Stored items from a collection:
#####

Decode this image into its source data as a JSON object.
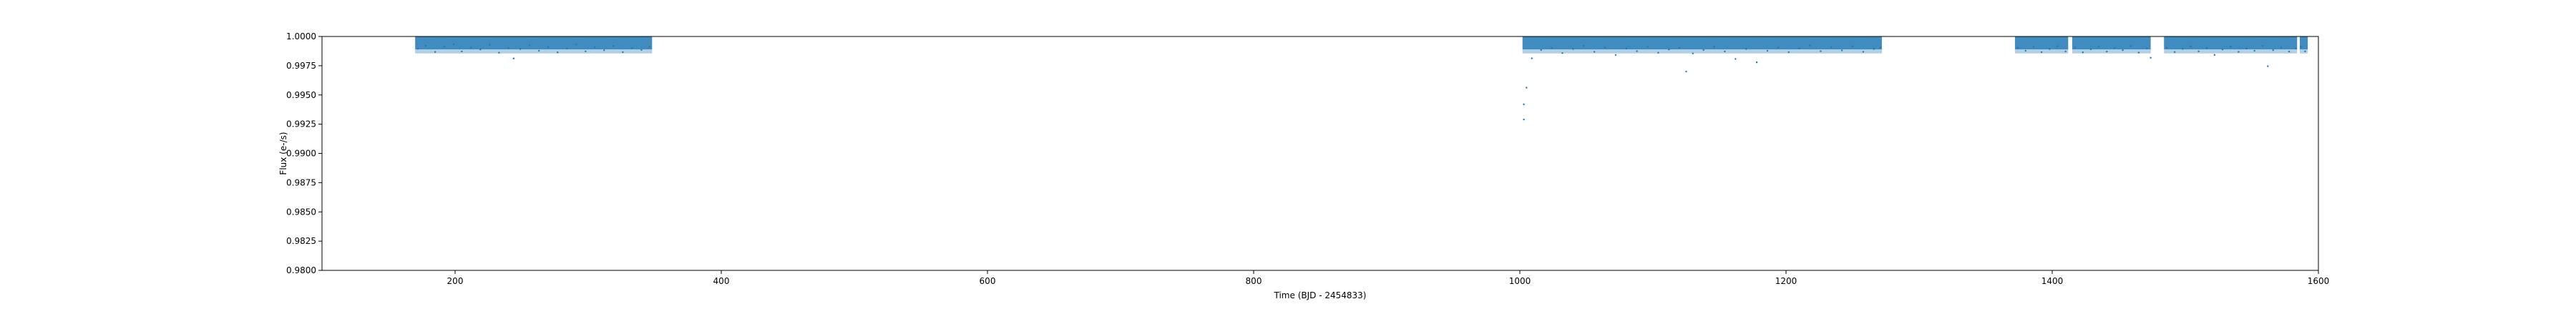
{
  "chart_data": {
    "type": "scatter",
    "title": "",
    "xlabel": "Time (BJD - 2454833)",
    "ylabel": "Flux (e-/s)",
    "xlim": [
      100,
      1600
    ],
    "ylim": [
      0.98,
      1.0
    ],
    "grid": false,
    "legend": "none",
    "xticks": [
      200,
      400,
      600,
      800,
      1000,
      1200,
      1400,
      1600
    ],
    "yticks": [
      0.98,
      0.9825,
      0.985,
      0.9875,
      0.99,
      0.9925,
      0.995,
      0.9975,
      1.0
    ],
    "xtick_labels": [
      "200",
      "400",
      "600",
      "800",
      "1000",
      "1200",
      "1400",
      "1600"
    ],
    "ytick_labels": [
      "0.9800",
      "0.9825",
      "0.9850",
      "0.9875",
      "0.9900",
      "0.9925",
      "0.9950",
      "0.9975",
      "1.0000"
    ],
    "point_color": "#1f77b4",
    "observed_segments": [
      {
        "start": 170,
        "end": 348
      },
      {
        "start": 1002,
        "end": 1272
      },
      {
        "start": 1372,
        "end": 1412
      },
      {
        "start": 1415,
        "end": 1474
      },
      {
        "start": 1484,
        "end": 1584
      },
      {
        "start": 1586,
        "end": 1592
      }
    ],
    "series": [
      {
        "points": [
          [
            172,
            0.99895
          ],
          [
            178,
            0.99921
          ],
          [
            185,
            0.99868
          ],
          [
            192,
            0.99912
          ],
          [
            199,
            0.99934
          ],
          [
            205,
            0.99872
          ],
          [
            212,
            0.99905
          ],
          [
            219,
            0.99889
          ],
          [
            226,
            0.99928
          ],
          [
            233,
            0.99861
          ],
          [
            240,
            0.99902
          ],
          [
            244,
            0.99812
          ],
          [
            249,
            0.99893
          ],
          [
            256,
            0.99925
          ],
          [
            263,
            0.99878
          ],
          [
            270,
            0.99909
          ],
          [
            277,
            0.99864
          ],
          [
            284,
            0.99897
          ],
          [
            291,
            0.99931
          ],
          [
            298,
            0.99873
          ],
          [
            305,
            0.99908
          ],
          [
            312,
            0.99882
          ],
          [
            319,
            0.99919
          ],
          [
            326,
            0.99866
          ],
          [
            333,
            0.99901
          ],
          [
            340,
            0.99885
          ],
          [
            346,
            0.99912
          ],
          [
            1003,
            0.9929
          ],
          [
            1003,
            0.9942
          ],
          [
            1005,
            0.99562
          ],
          [
            1009,
            0.99813
          ],
          [
            1016,
            0.99884
          ],
          [
            1024,
            0.99902
          ],
          [
            1032,
            0.99858
          ],
          [
            1040,
            0.99893
          ],
          [
            1048,
            0.99921
          ],
          [
            1056,
            0.99869
          ],
          [
            1064,
            0.99905
          ],
          [
            1072,
            0.99842
          ],
          [
            1080,
            0.99897
          ],
          [
            1088,
            0.99874
          ],
          [
            1096,
            0.99911
          ],
          [
            1104,
            0.99861
          ],
          [
            1112,
            0.99889
          ],
          [
            1120,
            0.99903
          ],
          [
            1125,
            0.997
          ],
          [
            1130,
            0.99855
          ],
          [
            1138,
            0.99884
          ],
          [
            1146,
            0.99912
          ],
          [
            1154,
            0.99872
          ],
          [
            1162,
            0.99808
          ],
          [
            1170,
            0.99893
          ],
          [
            1178,
            0.99779
          ],
          [
            1186,
            0.99878
          ],
          [
            1194,
            0.99905
          ],
          [
            1202,
            0.99866
          ],
          [
            1210,
            0.99898
          ],
          [
            1218,
            0.99922
          ],
          [
            1226,
            0.99874
          ],
          [
            1234,
            0.99907
          ],
          [
            1242,
            0.99881
          ],
          [
            1250,
            0.99915
          ],
          [
            1258,
            0.99869
          ],
          [
            1266,
            0.99893
          ],
          [
            1271,
            0.99907
          ],
          [
            1374,
            0.99903
          ],
          [
            1380,
            0.99878
          ],
          [
            1386,
            0.99911
          ],
          [
            1392,
            0.99866
          ],
          [
            1398,
            0.99893
          ],
          [
            1404,
            0.99917
          ],
          [
            1410,
            0.99872
          ],
          [
            1417,
            0.99906
          ],
          [
            1423,
            0.99864
          ],
          [
            1429,
            0.99891
          ],
          [
            1435,
            0.99912
          ],
          [
            1441,
            0.99871
          ],
          [
            1447,
            0.99902
          ],
          [
            1453,
            0.99883
          ],
          [
            1459,
            0.99918
          ],
          [
            1465,
            0.99862
          ],
          [
            1471,
            0.99898
          ],
          [
            1474,
            0.99818
          ],
          [
            1486,
            0.99904
          ],
          [
            1492,
            0.99867
          ],
          [
            1498,
            0.99894
          ],
          [
            1504,
            0.99915
          ],
          [
            1510,
            0.99873
          ],
          [
            1516,
            0.99901
          ],
          [
            1522,
            0.99842
          ],
          [
            1528,
            0.99889
          ],
          [
            1534,
            0.99913
          ],
          [
            1540,
            0.99869
          ],
          [
            1546,
            0.99897
          ],
          [
            1552,
            0.99878
          ],
          [
            1558,
            0.9992
          ],
          [
            1562,
            0.99746
          ],
          [
            1566,
            0.99883
          ],
          [
            1572,
            0.99905
          ],
          [
            1578,
            0.99871
          ],
          [
            1583,
            0.99898
          ],
          [
            1587,
            0.99912
          ],
          [
            1590,
            0.99873
          ]
        ]
      }
    ]
  }
}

#####

» What to work on
Go through the material and select each line with the string "start" in it.

» Output of the task
        "start": 170,
        "start": 1002,
        "start": 1372,
        "start": 1415,
        "start": 1484,
        "start": 1586,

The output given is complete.